**The request**
Look through the lines below and extract each one that contains "Katı".

┏━━

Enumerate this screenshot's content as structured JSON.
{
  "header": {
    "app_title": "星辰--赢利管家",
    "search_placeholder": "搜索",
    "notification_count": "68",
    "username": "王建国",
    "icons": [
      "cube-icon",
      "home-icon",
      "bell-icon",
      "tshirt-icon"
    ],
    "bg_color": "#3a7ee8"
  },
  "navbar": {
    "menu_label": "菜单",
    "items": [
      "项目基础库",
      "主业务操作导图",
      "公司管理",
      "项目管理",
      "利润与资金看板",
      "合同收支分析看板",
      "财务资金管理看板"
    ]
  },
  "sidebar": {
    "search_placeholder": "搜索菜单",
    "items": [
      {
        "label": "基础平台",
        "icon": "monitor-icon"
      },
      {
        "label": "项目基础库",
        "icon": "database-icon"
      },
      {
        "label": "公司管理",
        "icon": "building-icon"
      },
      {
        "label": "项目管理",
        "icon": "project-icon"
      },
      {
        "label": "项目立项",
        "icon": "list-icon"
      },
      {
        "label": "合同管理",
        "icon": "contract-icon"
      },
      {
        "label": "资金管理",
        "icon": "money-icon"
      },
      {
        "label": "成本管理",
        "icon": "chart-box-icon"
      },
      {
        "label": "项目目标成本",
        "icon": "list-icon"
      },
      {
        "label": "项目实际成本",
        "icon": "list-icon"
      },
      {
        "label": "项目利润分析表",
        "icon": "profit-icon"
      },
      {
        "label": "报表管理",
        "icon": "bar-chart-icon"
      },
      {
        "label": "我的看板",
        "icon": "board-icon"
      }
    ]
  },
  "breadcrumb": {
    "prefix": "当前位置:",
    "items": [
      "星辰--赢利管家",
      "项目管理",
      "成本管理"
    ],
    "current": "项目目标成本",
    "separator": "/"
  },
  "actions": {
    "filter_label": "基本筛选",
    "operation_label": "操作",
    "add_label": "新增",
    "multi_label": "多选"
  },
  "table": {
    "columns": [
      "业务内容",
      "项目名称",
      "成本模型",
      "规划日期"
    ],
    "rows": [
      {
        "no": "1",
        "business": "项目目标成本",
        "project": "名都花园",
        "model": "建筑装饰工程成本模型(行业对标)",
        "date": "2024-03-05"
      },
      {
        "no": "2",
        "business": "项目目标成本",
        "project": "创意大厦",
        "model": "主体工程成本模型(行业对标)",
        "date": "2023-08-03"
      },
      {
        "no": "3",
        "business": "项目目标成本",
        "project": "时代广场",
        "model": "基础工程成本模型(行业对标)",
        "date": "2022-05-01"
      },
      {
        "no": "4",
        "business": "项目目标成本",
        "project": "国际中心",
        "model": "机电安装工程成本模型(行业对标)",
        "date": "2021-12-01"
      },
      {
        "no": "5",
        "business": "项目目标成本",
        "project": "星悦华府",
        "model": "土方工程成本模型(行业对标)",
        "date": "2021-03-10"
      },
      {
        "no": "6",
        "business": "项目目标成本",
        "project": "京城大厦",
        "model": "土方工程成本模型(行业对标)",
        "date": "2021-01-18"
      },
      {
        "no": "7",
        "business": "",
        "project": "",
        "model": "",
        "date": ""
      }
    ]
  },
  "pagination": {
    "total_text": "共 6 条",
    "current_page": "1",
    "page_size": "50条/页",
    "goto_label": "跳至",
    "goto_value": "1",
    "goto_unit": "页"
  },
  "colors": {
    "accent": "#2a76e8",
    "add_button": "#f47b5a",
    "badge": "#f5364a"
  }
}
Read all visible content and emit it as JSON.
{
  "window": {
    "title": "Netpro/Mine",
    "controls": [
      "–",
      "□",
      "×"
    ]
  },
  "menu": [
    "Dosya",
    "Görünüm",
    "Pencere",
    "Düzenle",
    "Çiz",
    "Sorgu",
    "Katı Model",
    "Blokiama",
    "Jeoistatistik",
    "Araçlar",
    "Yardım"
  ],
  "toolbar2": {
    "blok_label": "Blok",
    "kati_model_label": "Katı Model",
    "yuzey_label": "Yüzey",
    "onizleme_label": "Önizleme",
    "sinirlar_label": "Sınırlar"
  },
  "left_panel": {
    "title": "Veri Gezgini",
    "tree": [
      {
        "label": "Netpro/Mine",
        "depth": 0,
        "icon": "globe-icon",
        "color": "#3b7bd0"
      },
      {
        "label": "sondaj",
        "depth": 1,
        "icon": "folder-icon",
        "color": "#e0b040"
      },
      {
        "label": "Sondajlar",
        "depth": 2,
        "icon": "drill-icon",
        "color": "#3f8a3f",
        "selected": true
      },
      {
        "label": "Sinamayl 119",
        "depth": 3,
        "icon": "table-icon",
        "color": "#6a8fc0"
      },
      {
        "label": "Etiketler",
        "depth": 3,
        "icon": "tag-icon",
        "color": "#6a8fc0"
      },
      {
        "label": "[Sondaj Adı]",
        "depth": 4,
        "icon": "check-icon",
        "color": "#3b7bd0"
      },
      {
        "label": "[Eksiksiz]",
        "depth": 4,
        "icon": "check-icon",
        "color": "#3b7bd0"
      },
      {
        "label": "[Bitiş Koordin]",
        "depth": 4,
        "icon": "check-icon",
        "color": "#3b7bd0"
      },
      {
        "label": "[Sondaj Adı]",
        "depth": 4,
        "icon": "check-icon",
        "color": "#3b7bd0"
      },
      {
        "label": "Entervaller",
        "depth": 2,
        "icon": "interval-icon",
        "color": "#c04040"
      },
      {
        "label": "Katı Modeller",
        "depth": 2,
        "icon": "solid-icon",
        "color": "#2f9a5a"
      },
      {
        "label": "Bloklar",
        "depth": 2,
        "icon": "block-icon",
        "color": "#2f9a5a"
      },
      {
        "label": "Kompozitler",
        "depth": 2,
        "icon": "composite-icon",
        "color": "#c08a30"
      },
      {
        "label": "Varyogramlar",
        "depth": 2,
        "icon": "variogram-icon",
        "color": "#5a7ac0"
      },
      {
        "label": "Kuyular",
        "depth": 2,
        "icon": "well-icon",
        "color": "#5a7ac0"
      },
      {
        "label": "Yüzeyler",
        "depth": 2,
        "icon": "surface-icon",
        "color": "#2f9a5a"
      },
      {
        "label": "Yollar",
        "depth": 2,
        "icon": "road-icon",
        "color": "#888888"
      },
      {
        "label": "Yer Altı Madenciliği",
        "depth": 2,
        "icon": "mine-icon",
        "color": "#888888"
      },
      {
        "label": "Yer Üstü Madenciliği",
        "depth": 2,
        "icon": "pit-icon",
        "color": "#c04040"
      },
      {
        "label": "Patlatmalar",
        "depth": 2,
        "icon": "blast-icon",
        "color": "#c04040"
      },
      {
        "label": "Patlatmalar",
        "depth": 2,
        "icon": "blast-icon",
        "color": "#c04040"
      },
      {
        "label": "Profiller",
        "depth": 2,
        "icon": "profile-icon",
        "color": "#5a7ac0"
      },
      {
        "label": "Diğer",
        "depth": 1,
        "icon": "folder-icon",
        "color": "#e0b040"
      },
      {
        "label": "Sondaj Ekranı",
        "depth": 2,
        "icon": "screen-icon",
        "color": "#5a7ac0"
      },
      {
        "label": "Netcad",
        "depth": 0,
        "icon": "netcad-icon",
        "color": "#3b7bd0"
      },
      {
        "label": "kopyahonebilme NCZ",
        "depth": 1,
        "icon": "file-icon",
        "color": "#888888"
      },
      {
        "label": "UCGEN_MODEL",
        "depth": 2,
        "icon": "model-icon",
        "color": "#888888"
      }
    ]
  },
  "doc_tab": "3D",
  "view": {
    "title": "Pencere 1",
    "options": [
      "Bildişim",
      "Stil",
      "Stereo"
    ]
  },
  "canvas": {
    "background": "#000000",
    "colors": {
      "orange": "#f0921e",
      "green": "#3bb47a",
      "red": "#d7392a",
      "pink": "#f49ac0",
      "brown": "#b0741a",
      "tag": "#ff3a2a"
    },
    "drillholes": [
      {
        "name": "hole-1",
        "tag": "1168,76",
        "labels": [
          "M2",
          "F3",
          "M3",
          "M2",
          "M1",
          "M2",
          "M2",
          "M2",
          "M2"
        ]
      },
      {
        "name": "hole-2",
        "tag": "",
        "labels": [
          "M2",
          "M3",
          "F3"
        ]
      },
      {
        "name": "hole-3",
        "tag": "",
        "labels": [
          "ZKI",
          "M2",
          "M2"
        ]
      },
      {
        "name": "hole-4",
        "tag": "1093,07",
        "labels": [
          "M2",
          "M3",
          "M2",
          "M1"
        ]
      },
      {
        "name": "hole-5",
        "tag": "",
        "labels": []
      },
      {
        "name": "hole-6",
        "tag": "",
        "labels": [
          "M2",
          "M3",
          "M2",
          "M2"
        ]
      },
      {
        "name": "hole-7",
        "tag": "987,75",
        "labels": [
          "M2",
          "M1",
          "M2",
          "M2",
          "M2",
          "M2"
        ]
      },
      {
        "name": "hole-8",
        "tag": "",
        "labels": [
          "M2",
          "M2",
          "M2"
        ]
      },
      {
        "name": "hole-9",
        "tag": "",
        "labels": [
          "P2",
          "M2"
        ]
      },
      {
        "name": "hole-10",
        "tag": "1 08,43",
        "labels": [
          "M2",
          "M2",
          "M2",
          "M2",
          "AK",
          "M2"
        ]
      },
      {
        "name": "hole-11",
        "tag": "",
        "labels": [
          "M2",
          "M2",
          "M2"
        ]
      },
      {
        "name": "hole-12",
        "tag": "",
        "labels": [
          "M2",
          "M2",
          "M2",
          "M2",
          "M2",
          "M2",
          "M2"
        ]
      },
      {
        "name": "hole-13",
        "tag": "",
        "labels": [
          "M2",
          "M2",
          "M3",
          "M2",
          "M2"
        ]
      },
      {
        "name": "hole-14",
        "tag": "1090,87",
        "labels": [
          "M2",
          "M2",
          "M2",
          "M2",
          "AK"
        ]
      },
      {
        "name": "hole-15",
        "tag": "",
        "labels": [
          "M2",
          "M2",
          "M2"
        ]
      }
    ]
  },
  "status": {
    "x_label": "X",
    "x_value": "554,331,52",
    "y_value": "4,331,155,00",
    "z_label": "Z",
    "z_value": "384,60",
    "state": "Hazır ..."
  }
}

┗━━

**Correct response**
    "Katı Model",
    "kati_model_label": "Katı Model",
        "label": "Katı Modeller",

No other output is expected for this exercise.